::: Supplied entries

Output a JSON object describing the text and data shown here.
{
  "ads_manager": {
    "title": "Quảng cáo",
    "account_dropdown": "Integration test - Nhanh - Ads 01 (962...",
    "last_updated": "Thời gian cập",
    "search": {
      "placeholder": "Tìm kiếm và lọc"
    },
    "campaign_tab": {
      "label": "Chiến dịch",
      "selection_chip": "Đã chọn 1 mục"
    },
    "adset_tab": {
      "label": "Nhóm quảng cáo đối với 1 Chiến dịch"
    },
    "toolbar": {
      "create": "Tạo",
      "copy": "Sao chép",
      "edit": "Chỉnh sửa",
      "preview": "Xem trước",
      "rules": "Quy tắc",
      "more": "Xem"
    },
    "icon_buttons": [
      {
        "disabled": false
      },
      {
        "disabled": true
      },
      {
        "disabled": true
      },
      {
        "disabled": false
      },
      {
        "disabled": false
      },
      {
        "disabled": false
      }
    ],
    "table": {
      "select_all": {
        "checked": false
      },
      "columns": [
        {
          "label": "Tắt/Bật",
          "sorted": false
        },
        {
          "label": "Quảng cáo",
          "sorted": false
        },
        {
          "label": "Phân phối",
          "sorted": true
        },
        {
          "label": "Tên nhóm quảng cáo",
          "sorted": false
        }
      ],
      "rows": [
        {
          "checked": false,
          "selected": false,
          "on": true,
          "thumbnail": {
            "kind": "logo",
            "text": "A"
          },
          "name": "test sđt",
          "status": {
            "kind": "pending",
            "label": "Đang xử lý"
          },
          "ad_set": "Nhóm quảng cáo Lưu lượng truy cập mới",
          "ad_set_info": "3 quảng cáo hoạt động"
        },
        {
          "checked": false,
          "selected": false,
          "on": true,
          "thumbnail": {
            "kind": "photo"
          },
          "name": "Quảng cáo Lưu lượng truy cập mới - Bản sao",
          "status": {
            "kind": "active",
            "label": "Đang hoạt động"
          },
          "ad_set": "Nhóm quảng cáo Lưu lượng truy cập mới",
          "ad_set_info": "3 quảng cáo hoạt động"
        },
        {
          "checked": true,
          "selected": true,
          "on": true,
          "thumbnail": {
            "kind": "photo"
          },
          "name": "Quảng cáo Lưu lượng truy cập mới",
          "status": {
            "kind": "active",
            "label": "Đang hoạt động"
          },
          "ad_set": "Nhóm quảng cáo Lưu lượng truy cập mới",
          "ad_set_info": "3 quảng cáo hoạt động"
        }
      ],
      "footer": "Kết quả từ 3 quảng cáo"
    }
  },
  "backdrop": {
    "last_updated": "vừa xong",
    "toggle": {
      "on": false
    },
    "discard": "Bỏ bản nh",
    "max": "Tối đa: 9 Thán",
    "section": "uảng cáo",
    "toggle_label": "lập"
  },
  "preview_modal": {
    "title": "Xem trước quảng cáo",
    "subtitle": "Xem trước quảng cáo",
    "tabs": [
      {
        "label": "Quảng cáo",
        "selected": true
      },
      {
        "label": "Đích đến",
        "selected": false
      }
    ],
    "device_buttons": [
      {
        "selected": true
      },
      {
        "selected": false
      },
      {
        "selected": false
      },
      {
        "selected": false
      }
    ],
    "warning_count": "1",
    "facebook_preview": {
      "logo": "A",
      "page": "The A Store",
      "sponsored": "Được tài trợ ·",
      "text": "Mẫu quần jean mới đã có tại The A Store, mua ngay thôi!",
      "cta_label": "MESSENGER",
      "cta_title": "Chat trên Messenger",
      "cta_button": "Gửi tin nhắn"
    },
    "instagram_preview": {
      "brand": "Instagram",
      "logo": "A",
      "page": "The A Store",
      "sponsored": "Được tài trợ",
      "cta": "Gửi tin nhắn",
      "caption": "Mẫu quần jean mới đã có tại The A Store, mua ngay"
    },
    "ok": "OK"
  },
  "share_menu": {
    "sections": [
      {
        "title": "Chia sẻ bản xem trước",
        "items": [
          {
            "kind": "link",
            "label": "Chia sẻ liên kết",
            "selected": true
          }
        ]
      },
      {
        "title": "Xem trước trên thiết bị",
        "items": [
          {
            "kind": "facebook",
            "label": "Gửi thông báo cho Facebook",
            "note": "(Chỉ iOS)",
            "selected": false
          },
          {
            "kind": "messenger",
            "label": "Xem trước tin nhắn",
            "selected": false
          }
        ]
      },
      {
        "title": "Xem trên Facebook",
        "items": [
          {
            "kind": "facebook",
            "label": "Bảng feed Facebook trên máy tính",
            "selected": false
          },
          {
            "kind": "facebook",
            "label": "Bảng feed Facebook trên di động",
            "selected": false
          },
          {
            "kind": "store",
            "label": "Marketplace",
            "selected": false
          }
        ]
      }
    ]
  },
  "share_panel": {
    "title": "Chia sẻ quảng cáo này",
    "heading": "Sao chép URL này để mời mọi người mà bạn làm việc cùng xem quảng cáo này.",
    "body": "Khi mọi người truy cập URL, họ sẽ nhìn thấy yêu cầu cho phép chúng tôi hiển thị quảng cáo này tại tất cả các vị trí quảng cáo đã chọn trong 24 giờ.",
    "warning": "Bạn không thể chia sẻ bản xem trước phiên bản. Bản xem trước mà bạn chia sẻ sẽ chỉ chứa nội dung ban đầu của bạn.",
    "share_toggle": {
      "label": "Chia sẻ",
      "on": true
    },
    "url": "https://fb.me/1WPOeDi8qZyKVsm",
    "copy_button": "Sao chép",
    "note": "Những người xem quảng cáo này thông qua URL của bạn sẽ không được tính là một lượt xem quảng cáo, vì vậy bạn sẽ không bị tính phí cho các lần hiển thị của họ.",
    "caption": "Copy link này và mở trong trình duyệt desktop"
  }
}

::::::

**Aim of the exercise**
Collect each line holding the string "người".

**Output for this exercise**
    "heading": "Sao chép URL này để mời mọi người mà bạn làm việc cùng xem quảng cáo này.",
    "body": "Khi mọi người truy cập URL, họ sẽ nhìn thấy yêu cầu cho phép chúng tôi hiển thị quảng cáo này tại tất cả các vị trí quảng cáo đã chọn trong 24 giờ.",
    "note": "Những người xem quảng cáo này thông qua URL của bạn sẽ không được tính là một lượt xem quảng cáo, vì vậy bạn sẽ không bị tính phí cho các lần hiển thị của họ.",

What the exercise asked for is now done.